**WRITTEN PROBLEM:**
Sift the material for lines containing "יהושע", and return them.

[Dataset entries]

◇ ◇ ◇

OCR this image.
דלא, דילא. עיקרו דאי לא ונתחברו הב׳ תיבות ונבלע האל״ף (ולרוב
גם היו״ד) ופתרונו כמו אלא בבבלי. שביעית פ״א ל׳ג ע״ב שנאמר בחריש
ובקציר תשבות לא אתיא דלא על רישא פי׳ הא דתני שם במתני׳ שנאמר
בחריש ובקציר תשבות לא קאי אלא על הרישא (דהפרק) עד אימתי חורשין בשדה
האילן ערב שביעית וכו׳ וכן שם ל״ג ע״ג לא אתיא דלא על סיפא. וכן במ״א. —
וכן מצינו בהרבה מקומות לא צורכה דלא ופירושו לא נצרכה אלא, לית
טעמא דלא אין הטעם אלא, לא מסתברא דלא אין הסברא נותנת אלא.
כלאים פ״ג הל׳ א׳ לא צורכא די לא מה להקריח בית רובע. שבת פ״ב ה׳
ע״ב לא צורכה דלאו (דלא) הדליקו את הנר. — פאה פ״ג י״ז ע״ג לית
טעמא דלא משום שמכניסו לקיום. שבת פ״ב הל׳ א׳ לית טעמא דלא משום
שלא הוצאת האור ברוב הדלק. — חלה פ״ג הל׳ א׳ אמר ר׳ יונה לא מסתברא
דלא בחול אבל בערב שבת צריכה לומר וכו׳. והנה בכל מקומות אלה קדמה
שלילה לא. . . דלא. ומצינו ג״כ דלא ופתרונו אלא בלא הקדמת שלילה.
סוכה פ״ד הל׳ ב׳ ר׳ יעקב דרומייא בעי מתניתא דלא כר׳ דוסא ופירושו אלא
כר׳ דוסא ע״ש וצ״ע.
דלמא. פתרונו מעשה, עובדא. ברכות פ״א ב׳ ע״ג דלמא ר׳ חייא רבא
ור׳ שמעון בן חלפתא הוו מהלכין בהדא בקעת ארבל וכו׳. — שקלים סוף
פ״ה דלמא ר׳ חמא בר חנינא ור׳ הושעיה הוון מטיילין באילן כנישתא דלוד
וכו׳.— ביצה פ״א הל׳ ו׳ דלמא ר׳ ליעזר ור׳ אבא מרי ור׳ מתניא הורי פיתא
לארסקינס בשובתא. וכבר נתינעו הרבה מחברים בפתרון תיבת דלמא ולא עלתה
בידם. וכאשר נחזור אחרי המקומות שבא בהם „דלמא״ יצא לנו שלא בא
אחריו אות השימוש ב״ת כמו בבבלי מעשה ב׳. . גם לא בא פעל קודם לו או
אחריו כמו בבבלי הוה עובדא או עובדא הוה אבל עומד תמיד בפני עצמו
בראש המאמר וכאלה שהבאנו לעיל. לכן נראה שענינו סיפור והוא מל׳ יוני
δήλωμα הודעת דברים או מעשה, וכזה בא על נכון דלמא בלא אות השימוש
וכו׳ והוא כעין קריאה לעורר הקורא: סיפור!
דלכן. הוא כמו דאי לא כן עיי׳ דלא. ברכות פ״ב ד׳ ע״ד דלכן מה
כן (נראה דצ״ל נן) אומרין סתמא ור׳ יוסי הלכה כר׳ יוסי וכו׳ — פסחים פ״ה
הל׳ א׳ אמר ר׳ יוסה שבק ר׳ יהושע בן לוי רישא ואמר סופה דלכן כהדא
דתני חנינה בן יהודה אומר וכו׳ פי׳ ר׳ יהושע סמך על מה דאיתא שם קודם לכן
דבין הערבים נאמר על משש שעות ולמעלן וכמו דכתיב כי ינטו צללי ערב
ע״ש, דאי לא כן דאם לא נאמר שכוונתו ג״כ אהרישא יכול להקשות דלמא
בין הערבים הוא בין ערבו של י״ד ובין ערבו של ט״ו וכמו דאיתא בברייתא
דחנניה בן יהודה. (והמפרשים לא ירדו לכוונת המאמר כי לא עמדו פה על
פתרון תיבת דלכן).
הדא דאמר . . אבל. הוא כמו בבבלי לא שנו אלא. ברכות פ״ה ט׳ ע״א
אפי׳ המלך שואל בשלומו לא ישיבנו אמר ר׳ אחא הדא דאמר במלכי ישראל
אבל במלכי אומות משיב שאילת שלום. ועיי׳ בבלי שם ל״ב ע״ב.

◇ ◇ ◇

**RESPONSE TO THE TASK:**
הל׳ א׳ אמר ר׳ יוסה שבק ר׳ יהושע בן לוי רישא ואמר סופה דלכן כהדא
דתני חנינה בן יהודה אומר וכו׳ פי׳ ר׳ יהושע סמך על מה דאיתא שם קודם לכן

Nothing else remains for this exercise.